◆ The exercise ◆
Gather every line below where "органа" appears.

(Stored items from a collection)
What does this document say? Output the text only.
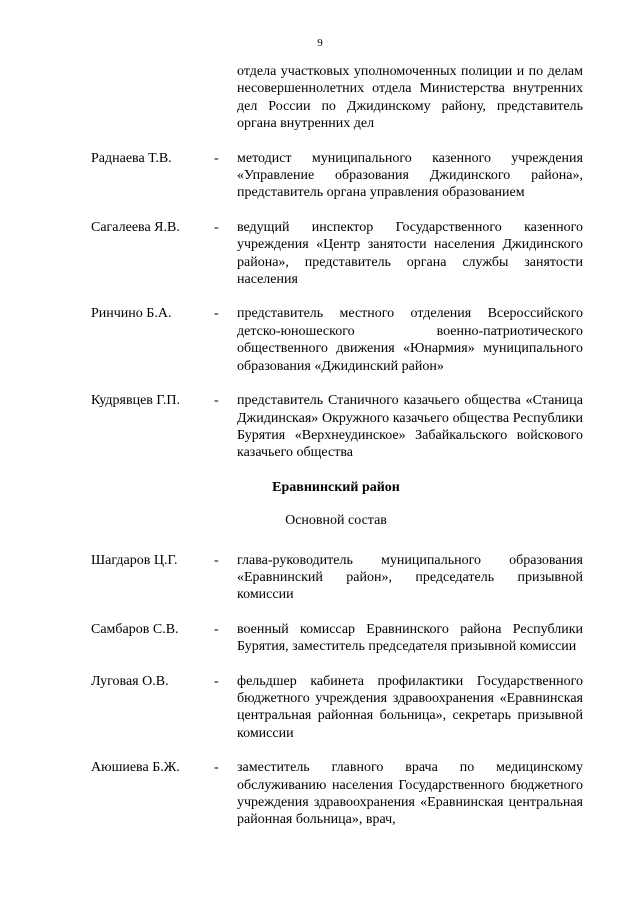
9
отдела участковых уполномоченных полиции и по делам несовершеннолетних отдела Министерства внутренних дел России по Джидинскому району, представитель органа внутренних дел
Раднаева Т.В.	- методист муниципального казенного учреждения «Управление образования Джидинского района», представитель органа управления образованием
Сагалеева Я.В. - ведущий инспектор Государственного казенного учреждения «Центр занятости населения Джидинского района», представитель органа службы занятости населения
Ринчино Б.А.	- представитель местного отделения Всероссийского детско-юношеского военно-патриотического общественного движения «Юнармия» муниципального образования «Джидинский район»
Кудрявцев Г.П. - представитель Станичного казачьего общества «Станица Джидинская» Окружного казачьего общества Республики Бурятия «Верхнеудинское» Забайкальского войскового казачьего общества
Еравнинский район
Основной состав
Шагдаров Ц.Г.	- глава-руководитель муниципального образования «Еравнинский район», председатель призывной комиссии
Самбаров С.В.	- военный комиссар Еравнинского района Республики Бурятия, заместитель председателя призывной комиссии
Луговая О.В.	- фельдшер кабинета профилактики Государственного бюджетного учреждения здравоохранения «Еравнинская центральная районная больница», секретарь призывной комиссии
Аюшиева Б.Ж. - заместитель главного врача по медицинскому обслуживанию населения Государственного бюджетного учреждения здравоохранения «Еравнинская центральная районная больница», врач,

◆ Solution to this problem ◆
отдела участковых уполномоченных полиции и по делам несовершеннолетних отдела Министерства внутренних дел России по Джидинскому району, представитель органа внутренних дел
Раднаева Т.В.	- методист муниципального казенного учреждения «Управление образования Джидинского района», представитель органа управления образованием
Сагалеева Я.В. - ведущий инспектор Государственного казенного учреждения «Центр занятости населения Джидинского района», представитель органа службы занятости населения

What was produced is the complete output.